# Work to be completed
Reproduce the data verbatim from its first line through the line that contains "leader-line: [527, 241, 538, 264]", including both of those lines.

# Input records
— begin —

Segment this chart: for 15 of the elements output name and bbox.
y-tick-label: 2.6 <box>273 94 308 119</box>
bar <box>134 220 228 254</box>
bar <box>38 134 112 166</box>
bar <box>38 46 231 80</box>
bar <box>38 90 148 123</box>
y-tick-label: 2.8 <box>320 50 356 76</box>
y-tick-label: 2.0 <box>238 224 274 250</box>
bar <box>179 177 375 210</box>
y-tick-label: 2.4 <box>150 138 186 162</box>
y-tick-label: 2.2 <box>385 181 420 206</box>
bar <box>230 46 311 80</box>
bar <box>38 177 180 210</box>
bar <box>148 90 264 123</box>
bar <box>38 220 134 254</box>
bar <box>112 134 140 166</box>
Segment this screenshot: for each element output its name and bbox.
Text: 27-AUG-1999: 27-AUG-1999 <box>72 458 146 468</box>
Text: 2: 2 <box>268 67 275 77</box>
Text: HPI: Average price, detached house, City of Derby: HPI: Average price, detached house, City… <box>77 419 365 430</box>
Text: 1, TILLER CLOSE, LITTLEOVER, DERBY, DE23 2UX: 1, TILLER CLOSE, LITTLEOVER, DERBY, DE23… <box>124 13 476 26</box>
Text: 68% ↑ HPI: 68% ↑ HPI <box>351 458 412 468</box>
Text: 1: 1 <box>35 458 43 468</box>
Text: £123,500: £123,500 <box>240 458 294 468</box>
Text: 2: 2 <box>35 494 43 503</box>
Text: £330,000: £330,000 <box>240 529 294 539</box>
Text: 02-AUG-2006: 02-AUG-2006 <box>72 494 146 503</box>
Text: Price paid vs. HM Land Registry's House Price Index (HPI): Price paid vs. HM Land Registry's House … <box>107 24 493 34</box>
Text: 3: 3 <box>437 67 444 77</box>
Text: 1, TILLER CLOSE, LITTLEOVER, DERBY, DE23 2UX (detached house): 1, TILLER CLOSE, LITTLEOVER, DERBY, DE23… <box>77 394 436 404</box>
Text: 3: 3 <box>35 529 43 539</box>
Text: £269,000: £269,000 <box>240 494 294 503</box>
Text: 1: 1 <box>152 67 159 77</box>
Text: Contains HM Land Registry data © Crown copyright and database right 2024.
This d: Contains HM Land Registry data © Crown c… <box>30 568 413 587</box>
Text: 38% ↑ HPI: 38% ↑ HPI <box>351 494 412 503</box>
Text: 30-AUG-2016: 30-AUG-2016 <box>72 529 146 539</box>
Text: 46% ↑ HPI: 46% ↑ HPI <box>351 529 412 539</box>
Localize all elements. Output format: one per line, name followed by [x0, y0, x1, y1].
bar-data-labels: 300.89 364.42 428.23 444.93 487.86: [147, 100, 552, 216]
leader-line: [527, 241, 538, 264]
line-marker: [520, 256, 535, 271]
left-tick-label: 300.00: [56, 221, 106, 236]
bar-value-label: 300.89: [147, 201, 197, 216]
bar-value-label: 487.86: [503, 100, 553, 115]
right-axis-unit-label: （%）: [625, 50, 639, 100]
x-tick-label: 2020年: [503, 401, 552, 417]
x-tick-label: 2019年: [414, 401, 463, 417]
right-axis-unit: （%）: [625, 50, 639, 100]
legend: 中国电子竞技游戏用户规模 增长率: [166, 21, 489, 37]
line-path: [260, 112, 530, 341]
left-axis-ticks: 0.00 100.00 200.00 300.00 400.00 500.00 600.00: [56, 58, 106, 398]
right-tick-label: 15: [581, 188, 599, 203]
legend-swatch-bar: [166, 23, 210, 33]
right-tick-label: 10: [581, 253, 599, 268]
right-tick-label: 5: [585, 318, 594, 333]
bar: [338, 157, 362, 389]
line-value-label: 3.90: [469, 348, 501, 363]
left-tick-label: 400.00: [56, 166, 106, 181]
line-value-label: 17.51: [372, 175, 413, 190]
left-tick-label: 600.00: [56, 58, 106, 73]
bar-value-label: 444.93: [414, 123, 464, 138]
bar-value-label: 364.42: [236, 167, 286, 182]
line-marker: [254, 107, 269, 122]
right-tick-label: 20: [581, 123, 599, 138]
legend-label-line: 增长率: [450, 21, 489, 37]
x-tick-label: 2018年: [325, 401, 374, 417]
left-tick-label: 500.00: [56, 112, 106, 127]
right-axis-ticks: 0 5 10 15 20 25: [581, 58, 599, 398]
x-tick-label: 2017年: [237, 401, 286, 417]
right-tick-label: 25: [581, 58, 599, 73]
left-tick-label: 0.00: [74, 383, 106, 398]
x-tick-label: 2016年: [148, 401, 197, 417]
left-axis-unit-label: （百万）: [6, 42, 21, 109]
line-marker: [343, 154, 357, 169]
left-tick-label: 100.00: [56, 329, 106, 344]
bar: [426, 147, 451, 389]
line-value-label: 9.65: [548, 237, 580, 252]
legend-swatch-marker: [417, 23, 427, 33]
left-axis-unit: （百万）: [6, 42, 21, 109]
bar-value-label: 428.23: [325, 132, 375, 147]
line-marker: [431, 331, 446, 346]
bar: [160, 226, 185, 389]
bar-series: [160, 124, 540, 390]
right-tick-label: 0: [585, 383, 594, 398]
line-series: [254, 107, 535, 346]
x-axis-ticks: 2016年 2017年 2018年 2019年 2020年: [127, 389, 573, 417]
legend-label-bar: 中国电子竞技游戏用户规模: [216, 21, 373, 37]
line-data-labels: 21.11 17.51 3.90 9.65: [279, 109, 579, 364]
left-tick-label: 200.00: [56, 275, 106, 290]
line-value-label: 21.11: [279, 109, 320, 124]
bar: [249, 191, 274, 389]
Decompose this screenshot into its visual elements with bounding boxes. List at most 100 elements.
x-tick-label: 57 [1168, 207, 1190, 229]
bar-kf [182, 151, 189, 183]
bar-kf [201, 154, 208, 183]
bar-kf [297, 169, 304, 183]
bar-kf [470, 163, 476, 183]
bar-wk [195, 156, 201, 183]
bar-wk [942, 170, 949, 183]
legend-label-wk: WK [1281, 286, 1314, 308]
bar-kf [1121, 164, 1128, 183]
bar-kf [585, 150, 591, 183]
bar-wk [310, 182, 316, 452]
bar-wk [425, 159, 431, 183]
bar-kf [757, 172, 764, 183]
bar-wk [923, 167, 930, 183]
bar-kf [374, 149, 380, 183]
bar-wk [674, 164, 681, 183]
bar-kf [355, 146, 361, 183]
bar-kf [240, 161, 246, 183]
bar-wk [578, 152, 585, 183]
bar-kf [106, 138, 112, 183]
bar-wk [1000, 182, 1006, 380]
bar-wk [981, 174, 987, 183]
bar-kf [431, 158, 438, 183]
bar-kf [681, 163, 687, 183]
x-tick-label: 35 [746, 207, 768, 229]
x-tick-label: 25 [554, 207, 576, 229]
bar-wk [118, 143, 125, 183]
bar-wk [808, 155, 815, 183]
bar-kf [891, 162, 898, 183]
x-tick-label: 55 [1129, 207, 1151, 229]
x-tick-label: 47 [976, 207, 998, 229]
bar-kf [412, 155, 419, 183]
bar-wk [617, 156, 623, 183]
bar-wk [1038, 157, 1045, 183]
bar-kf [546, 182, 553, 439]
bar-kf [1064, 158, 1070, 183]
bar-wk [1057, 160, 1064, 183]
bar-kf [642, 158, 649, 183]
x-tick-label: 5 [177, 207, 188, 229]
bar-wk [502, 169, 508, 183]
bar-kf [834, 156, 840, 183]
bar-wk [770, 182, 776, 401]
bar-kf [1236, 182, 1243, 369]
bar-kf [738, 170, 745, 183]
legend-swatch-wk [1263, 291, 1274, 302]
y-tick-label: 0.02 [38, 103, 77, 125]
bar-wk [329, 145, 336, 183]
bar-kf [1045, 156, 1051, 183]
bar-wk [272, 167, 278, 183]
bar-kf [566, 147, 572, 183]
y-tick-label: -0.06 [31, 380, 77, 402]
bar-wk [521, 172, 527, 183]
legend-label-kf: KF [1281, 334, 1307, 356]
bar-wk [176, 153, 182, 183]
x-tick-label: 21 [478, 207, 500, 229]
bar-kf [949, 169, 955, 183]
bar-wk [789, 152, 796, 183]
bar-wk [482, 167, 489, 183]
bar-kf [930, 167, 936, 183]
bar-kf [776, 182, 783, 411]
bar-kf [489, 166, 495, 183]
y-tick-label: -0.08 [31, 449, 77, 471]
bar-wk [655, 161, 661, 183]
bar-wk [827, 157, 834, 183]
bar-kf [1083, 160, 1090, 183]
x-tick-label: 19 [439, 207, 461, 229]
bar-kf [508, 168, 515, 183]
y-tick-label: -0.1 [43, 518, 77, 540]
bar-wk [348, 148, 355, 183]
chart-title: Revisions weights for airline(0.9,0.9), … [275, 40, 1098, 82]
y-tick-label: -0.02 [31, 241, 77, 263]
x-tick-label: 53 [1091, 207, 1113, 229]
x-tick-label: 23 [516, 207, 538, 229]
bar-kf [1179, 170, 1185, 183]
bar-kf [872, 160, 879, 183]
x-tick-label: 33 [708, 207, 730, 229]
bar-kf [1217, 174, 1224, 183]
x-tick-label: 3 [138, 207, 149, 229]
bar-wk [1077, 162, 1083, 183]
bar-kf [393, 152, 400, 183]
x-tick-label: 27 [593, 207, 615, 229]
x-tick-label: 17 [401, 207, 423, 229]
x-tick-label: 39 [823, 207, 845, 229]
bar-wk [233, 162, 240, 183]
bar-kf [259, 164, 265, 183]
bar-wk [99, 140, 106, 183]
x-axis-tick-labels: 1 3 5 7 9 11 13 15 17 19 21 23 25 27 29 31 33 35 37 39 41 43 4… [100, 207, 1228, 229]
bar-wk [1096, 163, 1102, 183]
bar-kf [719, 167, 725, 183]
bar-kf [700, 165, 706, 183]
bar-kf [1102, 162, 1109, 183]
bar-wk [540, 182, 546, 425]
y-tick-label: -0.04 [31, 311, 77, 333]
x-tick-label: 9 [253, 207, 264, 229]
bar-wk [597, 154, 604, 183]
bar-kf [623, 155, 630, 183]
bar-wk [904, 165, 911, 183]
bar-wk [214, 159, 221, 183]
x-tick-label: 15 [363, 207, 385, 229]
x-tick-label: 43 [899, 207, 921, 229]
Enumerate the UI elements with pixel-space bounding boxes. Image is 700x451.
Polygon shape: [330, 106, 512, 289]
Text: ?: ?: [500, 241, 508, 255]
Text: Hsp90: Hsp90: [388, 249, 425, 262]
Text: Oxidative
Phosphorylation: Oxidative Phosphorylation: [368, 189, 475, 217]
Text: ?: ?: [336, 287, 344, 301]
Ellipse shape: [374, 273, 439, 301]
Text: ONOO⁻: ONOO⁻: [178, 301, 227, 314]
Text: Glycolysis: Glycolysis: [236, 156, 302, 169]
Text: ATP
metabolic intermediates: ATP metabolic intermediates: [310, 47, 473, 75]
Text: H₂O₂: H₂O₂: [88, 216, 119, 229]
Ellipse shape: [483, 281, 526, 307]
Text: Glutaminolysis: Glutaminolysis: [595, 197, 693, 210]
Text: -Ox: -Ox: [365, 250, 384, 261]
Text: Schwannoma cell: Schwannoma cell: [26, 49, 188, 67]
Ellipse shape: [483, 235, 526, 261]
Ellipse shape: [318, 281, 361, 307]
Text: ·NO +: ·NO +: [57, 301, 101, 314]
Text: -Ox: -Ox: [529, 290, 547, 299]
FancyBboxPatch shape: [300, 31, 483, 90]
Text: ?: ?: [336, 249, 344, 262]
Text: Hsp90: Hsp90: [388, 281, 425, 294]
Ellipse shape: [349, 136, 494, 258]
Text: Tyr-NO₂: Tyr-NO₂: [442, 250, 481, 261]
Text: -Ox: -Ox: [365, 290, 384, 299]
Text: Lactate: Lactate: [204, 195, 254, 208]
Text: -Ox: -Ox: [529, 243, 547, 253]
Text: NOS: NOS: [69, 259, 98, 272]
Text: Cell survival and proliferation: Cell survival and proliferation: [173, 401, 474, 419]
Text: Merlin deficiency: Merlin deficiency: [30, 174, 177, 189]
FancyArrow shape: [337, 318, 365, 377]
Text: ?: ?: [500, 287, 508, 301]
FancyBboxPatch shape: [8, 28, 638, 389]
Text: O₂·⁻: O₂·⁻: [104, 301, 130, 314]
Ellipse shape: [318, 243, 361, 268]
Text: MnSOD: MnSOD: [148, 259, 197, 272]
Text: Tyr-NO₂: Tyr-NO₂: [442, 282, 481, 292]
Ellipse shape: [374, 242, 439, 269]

— end —

# Written response
Segment this chart: for 15 of the elements output name and bbox.
y-tick-label: 2.6 <box>273 94 308 119</box>
bar <box>134 220 228 254</box>
bar <box>38 134 112 166</box>
bar <box>38 46 231 80</box>
bar <box>38 90 148 123</box>
y-tick-label: 2.8 <box>320 50 356 76</box>
y-tick-label: 2.0 <box>238 224 274 250</box>
bar <box>179 177 375 210</box>
y-tick-label: 2.4 <box>150 138 186 162</box>
y-tick-label: 2.2 <box>385 181 420 206</box>
bar <box>230 46 311 80</box>
bar <box>38 177 180 210</box>
bar <box>148 90 264 123</box>
bar <box>38 220 134 254</box>
bar <box>112 134 140 166</box>
Segment this screenshot: for each element output its name and bbox.
Text: 27-AUG-1999: 27-AUG-1999 <box>72 458 146 468</box>
Text: 2: 2 <box>268 67 275 77</box>
Text: HPI: Average price, detached house, City of Derby: HPI: Average price, detached house, City… <box>77 419 365 430</box>
Text: 1, TILLER CLOSE, LITTLEOVER, DERBY, DE23 2UX: 1, TILLER CLOSE, LITTLEOVER, DERBY, DE23… <box>124 13 476 26</box>
Text: 68% ↑ HPI: 68% ↑ HPI <box>351 458 412 468</box>
Text: 1: 1 <box>35 458 43 468</box>
Text: £123,500: £123,500 <box>240 458 294 468</box>
Text: 2: 2 <box>35 494 43 503</box>
Text: £330,000: £330,000 <box>240 529 294 539</box>
Text: 02-AUG-2006: 02-AUG-2006 <box>72 494 146 503</box>
Text: Price paid vs. HM Land Registry's House Price Index (HPI): Price paid vs. HM Land Registry's House … <box>107 24 493 34</box>
Text: 3: 3 <box>437 67 444 77</box>
Text: 1, TILLER CLOSE, LITTLEOVER, DERBY, DE23 2UX (detached house): 1, TILLER CLOSE, LITTLEOVER, DERBY, DE23… <box>77 394 436 404</box>
Text: 3: 3 <box>35 529 43 539</box>
Text: £269,000: £269,000 <box>240 494 294 503</box>
Text: 1: 1 <box>152 67 159 77</box>
Text: Contains HM Land Registry data © Crown copyright and database right 2024.
This d: Contains HM Land Registry data © Crown c… <box>30 568 413 587</box>
Text: 38% ↑ HPI: 38% ↑ HPI <box>351 494 412 503</box>
Text: 30-AUG-2016: 30-AUG-2016 <box>72 529 146 539</box>
Text: 46% ↑ HPI: 46% ↑ HPI <box>351 529 412 539</box>
Localize all elements. Output format: one per line, name followed by [x0, y0, x1, y1].
bar-data-labels: 300.89 364.42 428.23 444.93 487.86: [147, 100, 552, 216]
leader-line: [527, 241, 538, 264]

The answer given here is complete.